=== Extracted entries ===

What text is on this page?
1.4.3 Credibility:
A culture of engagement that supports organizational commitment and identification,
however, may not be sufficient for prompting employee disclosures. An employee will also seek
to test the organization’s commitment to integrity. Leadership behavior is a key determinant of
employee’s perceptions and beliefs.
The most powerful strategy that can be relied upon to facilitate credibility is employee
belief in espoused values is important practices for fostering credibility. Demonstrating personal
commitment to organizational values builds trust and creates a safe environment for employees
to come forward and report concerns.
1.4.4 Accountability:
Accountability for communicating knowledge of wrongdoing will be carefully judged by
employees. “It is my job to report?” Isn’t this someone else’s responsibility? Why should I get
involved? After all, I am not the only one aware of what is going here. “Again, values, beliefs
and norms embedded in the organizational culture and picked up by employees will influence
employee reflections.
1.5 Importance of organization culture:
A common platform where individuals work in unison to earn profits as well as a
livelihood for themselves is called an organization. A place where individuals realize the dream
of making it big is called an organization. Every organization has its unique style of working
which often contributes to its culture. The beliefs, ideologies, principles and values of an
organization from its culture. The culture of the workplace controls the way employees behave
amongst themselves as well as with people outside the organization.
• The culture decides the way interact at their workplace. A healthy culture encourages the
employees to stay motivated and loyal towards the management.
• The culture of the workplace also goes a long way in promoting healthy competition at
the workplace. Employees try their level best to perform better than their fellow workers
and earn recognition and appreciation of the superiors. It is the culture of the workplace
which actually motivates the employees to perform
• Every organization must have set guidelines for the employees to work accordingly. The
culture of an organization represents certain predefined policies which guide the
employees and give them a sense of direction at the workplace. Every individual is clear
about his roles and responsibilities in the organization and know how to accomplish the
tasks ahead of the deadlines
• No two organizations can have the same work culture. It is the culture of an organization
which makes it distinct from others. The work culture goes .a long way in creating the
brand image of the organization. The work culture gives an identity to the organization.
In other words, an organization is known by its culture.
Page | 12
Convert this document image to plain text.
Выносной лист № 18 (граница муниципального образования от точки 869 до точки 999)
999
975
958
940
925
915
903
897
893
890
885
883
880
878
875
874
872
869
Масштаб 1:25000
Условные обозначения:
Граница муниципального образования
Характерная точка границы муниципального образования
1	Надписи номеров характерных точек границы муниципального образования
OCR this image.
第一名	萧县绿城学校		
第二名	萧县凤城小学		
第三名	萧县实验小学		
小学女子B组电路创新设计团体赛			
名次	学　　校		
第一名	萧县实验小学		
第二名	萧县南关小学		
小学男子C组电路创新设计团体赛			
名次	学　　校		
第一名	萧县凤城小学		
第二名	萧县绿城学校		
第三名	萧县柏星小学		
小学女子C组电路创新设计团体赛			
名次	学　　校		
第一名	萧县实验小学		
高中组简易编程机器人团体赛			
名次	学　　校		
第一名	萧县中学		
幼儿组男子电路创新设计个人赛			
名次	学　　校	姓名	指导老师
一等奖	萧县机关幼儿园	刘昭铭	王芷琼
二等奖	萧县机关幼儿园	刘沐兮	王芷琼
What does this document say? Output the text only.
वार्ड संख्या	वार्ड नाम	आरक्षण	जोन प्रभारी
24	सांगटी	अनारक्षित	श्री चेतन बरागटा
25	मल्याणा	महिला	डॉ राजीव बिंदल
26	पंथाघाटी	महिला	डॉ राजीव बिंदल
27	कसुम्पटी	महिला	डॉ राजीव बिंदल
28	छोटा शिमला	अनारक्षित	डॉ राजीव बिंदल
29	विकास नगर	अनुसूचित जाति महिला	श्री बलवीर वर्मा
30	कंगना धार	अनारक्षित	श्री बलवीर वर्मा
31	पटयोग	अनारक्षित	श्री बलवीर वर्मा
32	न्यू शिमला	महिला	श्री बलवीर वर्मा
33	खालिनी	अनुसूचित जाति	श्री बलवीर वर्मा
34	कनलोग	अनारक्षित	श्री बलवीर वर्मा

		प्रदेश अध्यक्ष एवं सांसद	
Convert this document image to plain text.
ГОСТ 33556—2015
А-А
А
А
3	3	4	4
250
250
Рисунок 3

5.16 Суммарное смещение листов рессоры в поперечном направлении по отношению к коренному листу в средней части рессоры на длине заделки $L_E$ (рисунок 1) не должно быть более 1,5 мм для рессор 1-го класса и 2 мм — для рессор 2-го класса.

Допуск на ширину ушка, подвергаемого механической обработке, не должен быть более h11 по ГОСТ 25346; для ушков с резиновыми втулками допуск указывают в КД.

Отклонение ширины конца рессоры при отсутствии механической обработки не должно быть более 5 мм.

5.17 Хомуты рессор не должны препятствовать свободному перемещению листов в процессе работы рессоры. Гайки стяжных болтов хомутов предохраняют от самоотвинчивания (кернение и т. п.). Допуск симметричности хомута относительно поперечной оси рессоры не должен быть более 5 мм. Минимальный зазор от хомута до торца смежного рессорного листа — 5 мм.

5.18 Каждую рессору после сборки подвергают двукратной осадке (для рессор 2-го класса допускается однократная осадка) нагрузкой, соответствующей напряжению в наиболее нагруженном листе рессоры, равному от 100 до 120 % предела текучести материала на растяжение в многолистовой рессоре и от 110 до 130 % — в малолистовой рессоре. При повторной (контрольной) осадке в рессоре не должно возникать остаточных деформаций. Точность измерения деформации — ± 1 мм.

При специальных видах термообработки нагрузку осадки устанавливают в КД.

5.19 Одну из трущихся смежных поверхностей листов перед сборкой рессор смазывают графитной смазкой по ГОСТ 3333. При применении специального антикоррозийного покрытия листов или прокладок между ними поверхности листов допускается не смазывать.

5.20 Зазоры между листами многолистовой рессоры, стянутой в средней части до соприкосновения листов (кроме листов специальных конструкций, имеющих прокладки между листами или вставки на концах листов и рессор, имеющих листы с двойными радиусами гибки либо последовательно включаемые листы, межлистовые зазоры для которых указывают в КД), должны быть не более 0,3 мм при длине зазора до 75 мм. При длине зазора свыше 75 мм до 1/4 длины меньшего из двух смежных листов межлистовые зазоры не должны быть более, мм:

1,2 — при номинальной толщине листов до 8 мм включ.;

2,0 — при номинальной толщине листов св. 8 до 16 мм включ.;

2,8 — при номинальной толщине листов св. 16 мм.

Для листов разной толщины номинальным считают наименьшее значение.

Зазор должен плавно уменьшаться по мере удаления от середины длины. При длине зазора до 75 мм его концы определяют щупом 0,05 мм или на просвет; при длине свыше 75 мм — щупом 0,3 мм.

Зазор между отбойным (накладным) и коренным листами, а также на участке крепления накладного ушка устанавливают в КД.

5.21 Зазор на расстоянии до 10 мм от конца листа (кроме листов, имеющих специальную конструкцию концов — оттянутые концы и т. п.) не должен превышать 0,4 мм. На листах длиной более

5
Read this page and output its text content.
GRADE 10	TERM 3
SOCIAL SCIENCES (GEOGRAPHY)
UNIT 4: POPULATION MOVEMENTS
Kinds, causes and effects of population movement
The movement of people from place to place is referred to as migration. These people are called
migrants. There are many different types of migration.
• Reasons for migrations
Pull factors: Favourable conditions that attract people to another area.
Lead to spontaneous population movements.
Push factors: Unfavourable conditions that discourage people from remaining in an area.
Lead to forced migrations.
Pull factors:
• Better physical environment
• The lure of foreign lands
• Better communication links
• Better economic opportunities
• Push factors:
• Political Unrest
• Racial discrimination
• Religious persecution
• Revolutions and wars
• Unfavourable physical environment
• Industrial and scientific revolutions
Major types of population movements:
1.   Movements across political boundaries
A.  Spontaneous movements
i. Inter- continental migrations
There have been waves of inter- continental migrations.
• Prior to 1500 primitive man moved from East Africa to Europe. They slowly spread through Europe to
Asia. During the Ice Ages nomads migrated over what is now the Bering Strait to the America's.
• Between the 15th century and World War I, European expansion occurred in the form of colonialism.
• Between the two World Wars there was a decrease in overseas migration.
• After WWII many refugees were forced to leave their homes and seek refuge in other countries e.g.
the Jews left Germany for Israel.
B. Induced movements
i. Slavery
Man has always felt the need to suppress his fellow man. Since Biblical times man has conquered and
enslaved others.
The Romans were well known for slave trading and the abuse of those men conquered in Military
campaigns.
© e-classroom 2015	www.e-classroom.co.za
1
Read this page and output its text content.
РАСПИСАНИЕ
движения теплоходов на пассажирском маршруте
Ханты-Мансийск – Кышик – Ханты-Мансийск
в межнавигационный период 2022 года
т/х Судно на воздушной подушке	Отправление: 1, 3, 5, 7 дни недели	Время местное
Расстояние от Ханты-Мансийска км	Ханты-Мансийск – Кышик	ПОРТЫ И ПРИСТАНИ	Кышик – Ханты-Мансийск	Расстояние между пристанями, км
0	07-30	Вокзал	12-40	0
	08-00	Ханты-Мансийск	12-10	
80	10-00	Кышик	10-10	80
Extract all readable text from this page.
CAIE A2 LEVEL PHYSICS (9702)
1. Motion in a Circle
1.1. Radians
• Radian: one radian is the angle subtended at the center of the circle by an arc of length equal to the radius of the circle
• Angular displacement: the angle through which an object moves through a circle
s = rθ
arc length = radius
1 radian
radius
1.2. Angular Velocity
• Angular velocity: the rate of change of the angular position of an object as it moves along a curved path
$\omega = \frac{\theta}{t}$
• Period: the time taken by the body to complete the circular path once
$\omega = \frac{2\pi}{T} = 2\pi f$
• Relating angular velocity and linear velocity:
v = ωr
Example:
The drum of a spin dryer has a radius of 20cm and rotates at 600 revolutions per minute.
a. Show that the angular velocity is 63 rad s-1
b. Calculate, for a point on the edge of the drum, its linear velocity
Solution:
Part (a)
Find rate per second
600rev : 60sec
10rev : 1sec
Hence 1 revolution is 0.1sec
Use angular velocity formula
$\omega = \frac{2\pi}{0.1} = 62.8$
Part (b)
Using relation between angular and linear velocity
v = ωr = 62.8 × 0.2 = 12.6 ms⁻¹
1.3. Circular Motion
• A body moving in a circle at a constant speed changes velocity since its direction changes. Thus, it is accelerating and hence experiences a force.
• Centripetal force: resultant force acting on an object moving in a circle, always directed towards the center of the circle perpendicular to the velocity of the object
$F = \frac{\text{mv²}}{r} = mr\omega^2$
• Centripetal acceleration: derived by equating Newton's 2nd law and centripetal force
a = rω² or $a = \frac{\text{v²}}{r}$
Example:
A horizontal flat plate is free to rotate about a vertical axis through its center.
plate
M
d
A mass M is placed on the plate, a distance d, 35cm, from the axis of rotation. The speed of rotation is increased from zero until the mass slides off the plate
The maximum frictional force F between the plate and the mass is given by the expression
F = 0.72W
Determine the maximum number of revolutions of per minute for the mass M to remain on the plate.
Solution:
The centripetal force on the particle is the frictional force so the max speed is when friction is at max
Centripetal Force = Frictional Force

===

Directions -
Compute the number of lines above that contain the string "themselves". Reply with that value only.

Task response -
2